■ Input material ■
——————————

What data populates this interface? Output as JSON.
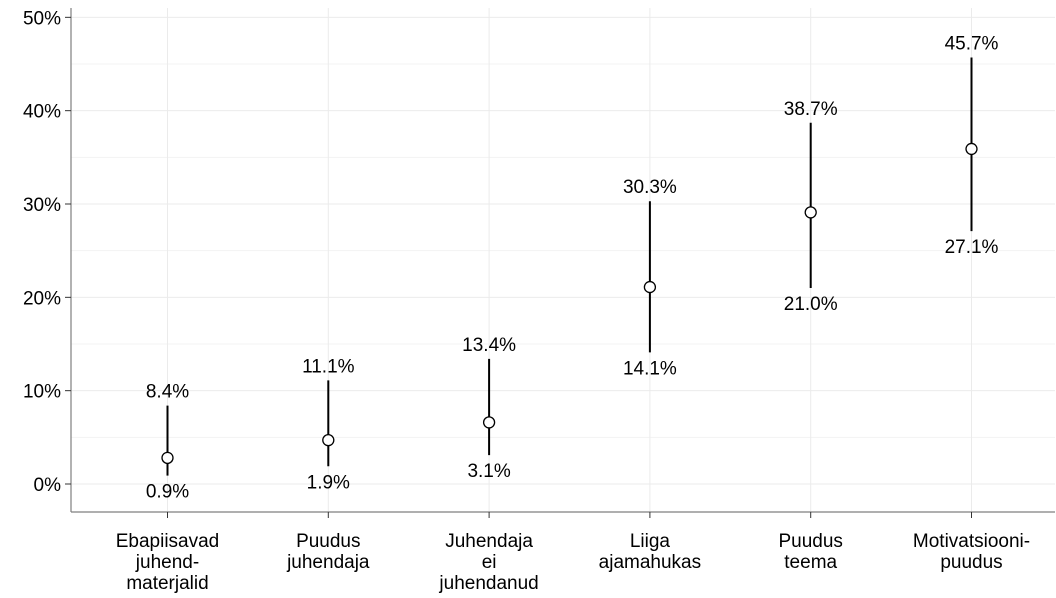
{
  "chart_data": {
    "type": "scatter",
    "title": "",
    "xlabel": "",
    "ylabel": "",
    "ylim": [
      -3,
      51
    ],
    "y_ticks": [
      "0%",
      "10%",
      "20%",
      "30%",
      "40%",
      "50%"
    ],
    "y_tick_values": [
      0,
      10,
      20,
      30,
      40,
      50
    ],
    "grid": true,
    "colors": {
      "line": "#000000",
      "point_fill": "#ffffff",
      "grid": "#ebebeb",
      "axis": "#7f7f7f"
    },
    "categories": [
      [
        "Ebapiisavad",
        "juhend-",
        "materjalid"
      ],
      [
        "Puudus",
        "juhendaja"
      ],
      [
        "Juhendaja",
        "ei",
        "juhendanud"
      ],
      [
        "Liiga",
        "ajamahukas"
      ],
      [
        "Puudus",
        "teema"
      ],
      [
        "Motivatsiooni-",
        "puudus"
      ]
    ],
    "series": [
      {
        "point": [
          2.8,
          4.7,
          6.6,
          21.1,
          29.1,
          35.9
        ],
        "lower": [
          0.9,
          1.9,
          3.1,
          14.1,
          21.0,
          27.1
        ],
        "upper": [
          8.4,
          11.1,
          13.4,
          30.3,
          38.7,
          45.7
        ],
        "lower_labels": [
          "0.9%",
          "1.9%",
          "3.1%",
          "14.1%",
          "21.0%",
          "27.1%"
        ],
        "upper_labels": [
          "8.4%",
          "11.1%",
          "13.4%",
          "30.3%",
          "38.7%",
          "45.7%"
        ]
      }
    ]
  }
}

——————————

■ Task details ■
Print every entry exactly as written, without the pictures.

■ Written solution ■
What data populates this interface? Output as JSON.
{
  "chart_data": {
    "type": "scatter",
    "title": "",
    "xlabel": "",
    "ylabel": "",
    "ylim": [
      -3,
      51
    ],
    "y_ticks": [
      "0%",
      "10%",
      "20%",
      "30%",
      "40%",
      "50%"
    ],
    "y_tick_values": [
      0,
      10,
      20,
      30,
      40,
      50
    ],
    "grid": true,
    "colors": {
      "line": "#000000",
      "point_fill": "#ffffff",
      "grid": "#ebebeb",
      "axis": "#7f7f7f"
    },
    "categories": [
      [
        "Ebapiisavad",
        "juhend-",
        "materjalid"
      ],
      [
        "Puudus",
        "juhendaja"
      ],
      [
        "Juhendaja",
        "ei",
        "juhendanud"
      ],
      [
        "Liiga",
        "ajamahukas"
      ],
      [
        "Puudus",
        "teema"
      ],
      [
        "Motivatsiooni-",
        "puudus"
      ]
    ],
    "series": [
      {
        "point": [
          2.8,
          4.7,
          6.6,
          21.1,
          29.1,
          35.9
        ],
        "lower": [
          0.9,
          1.9,
          3.1,
          14.1,
          21.0,
          27.1
        ],
        "upper": [
          8.4,
          11.1,
          13.4,
          30.3,
          38.7,
          45.7
        ],
        "lower_labels": [
          "0.9%",
          "1.9%",
          "3.1%",
          "14.1%",
          "21.0%",
          "27.1%"
        ],
        "upper_labels": [
          "8.4%",
          "11.1%",
          "13.4%",
          "30.3%",
          "38.7%",
          "45.7%"
        ]
      }
    ]
  }
}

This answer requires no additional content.